> [What is required]
Please output the records below in full, exactly as given, but without the images.

================================

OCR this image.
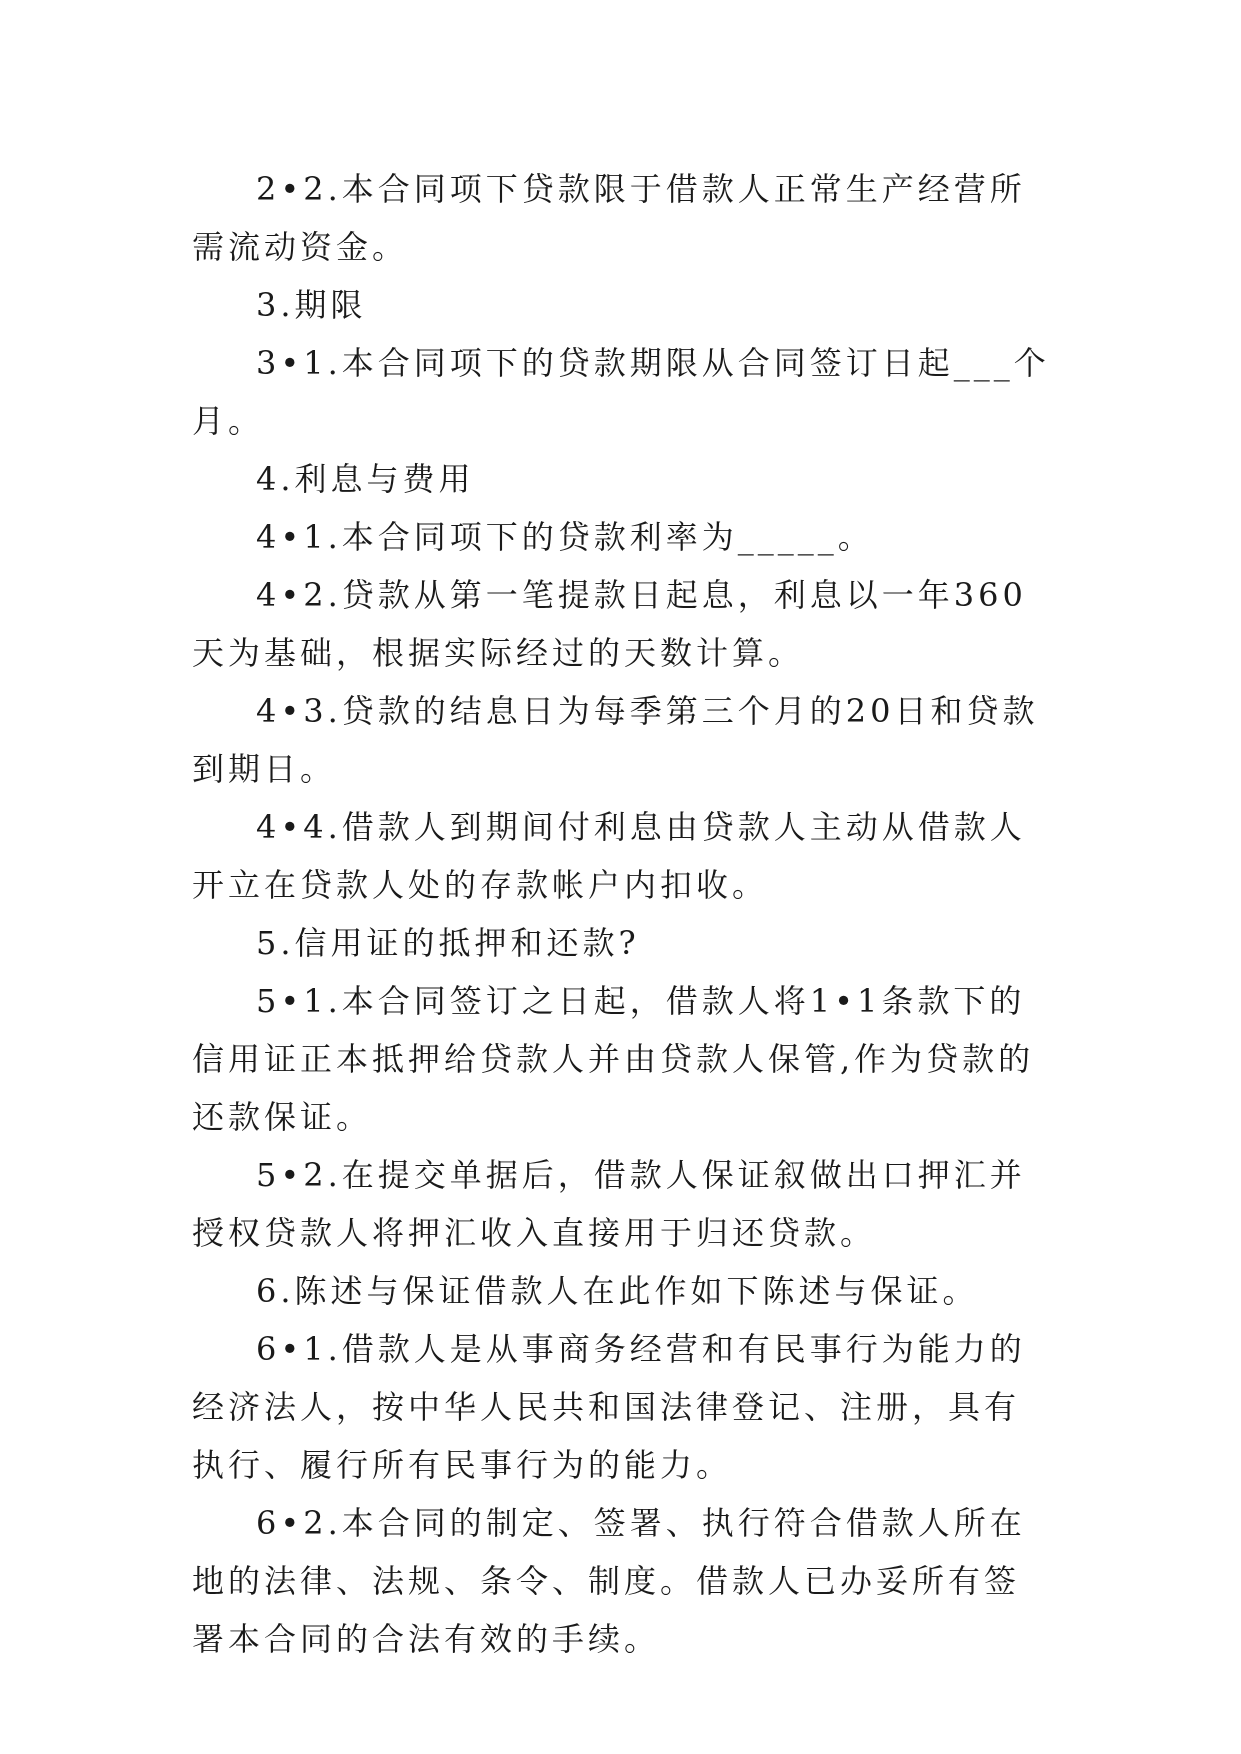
2•2.本合同项下贷款限于借款人正常生产经营所需流动资金。

3.期限

3•1.本合同项下的贷款期限从合同签订日起___个月。

4.利息与费用

4•1.本合同项下的贷款利率为_____。

4•2.贷款从第一笔提款日起息，利息以一年360天为基础，根据实际经过的天数计算。

4•3.贷款的结息日为每季第三个月的20日和贷款到期日。

4•4.借款人到期间付利息由贷款人主动从借款人开立在贷款人处的存款帐户内扣收。

5.信用证的抵押和还款?

5•1.本合同签订之日起，借款人将1•1条款下的信用证正本抵押给贷款人并由贷款人保管,作为贷款的还款保证。

5•2.在提交单据后，借款人保证叙做出口押汇并授权贷款人将押汇收入直接用于归还贷款。

6.陈述与保证借款人在此作如下陈述与保证。

6•1.借款人是从事商务经营和有民事行为能力的经济法人，按中华人民共和国法律登记、注册，具有执行、履行所有民事行为的能力。

6•2.本合同的制定、签署、执行符合借款人所在地的法律、法规、条令、制度。借款人已办妥所有签署本合同的合法有效的手续。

================================

> [Response to the task]
OCR this image.
2•2.本合同项下贷款限于借款人正常生产经营所需流动资金。

3.期限

3•1.本合同项下的贷款期限从合同签订日起___个月。

4.利息与费用

4•1.本合同项下的贷款利率为_____。

4•2.贷款从第一笔提款日起息，利息以一年360天为基础，根据实际经过的天数计算。

4•3.贷款的结息日为每季第三个月的20日和贷款到期日。

4•4.借款人到期间付利息由贷款人主动从借款人开立在贷款人处的存款帐户内扣收。

5.信用证的抵押和还款?

5•1.本合同签订之日起，借款人将1•1条款下的信用证正本抵押给贷款人并由贷款人保管,作为贷款的还款保证。

5•2.在提交单据后，借款人保证叙做出口押汇并授权贷款人将押汇收入直接用于归还贷款。

6.陈述与保证借款人在此作如下陈述与保证。

6•1.借款人是从事商务经营和有民事行为能力的经济法人，按中华人民共和国法律登记、注册，具有执行、履行所有民事行为的能力。

6•2.本合同的制定、签署、执行符合借款人所在地的法律、法规、条令、制度。借款人已办妥所有签署本合同的合法有效的手续。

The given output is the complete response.